__Exercise directions__: Transcribe each record below word for word.
— begin Task input —
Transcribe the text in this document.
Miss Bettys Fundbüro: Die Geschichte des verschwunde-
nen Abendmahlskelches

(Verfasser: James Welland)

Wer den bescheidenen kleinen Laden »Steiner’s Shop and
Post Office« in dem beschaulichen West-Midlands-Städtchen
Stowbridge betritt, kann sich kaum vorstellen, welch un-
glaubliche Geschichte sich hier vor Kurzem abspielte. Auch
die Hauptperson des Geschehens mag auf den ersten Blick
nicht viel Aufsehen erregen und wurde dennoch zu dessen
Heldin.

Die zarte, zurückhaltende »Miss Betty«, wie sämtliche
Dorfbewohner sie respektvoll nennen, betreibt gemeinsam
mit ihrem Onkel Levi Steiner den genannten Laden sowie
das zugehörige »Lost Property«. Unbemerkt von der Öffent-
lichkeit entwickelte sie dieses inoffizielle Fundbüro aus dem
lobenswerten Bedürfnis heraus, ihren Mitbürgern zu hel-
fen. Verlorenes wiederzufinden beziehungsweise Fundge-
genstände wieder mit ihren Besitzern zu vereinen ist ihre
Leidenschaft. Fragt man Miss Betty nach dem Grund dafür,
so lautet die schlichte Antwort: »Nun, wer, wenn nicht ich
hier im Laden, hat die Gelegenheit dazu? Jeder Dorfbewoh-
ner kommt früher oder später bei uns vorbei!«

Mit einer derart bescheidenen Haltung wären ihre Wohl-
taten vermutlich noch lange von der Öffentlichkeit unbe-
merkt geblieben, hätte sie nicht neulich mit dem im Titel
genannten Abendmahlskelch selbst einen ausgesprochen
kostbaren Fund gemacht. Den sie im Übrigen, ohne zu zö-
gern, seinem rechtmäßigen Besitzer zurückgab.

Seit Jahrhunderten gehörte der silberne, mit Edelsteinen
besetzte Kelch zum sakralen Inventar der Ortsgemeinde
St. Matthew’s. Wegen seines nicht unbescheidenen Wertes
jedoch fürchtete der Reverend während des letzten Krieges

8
— end Task input —
__The result__:
Transcribe the text in this document.
Miss Bettys Fundbüro: Die Geschichte des verschwunde-
nen Abendmahlskelches

(Verfasser: James Welland)

Wer den bescheidenen kleinen Laden »Steiner’s Shop and
Post Office« in dem beschaulichen West-Midlands-Städtchen
Stowbridge betritt, kann sich kaum vorstellen, welch un-
glaubliche Geschichte sich hier vor Kurzem abspielte. Auch
die Hauptperson des Geschehens mag auf den ersten Blick
nicht viel Aufsehen erregen und wurde dennoch zu dessen
Heldin.

Die zarte, zurückhaltende »Miss Betty«, wie sämtliche
Dorfbewohner sie respektvoll nennen, betreibt gemeinsam
mit ihrem Onkel Levi Steiner den genannten Laden sowie
das zugehörige »Lost Property«. Unbemerkt von der Öffent-
lichkeit entwickelte sie dieses inoffizielle Fundbüro aus dem
lobenswerten Bedürfnis heraus, ihren Mitbürgern zu hel-
fen. Verlorenes wiederzufinden beziehungsweise Fundge-
genstände wieder mit ihren Besitzern zu vereinen ist ihre
Leidenschaft. Fragt man Miss Betty nach dem Grund dafür,
so lautet die schlichte Antwort: »Nun, wer, wenn nicht ich
hier im Laden, hat die Gelegenheit dazu? Jeder Dorfbewoh-
ner kommt früher oder später bei uns vorbei!«

Mit einer derart bescheidenen Haltung wären ihre Wohl-
taten vermutlich noch lange von der Öffentlichkeit unbe-
merkt geblieben, hätte sie nicht neulich mit dem im Titel
genannten Abendmahlskelch selbst einen ausgesprochen
kostbaren Fund gemacht. Den sie im Übrigen, ohne zu zö-
gern, seinem rechtmäßigen Besitzer zurückgab.

Seit Jahrhunderten gehörte der silberne, mit Edelsteinen
besetzte Kelch zum sakralen Inventar der Ortsgemeinde
St. Matthew’s. Wegen seines nicht unbescheidenen Wertes
jedoch fürchtete der Reverend während des letzten Krieges

8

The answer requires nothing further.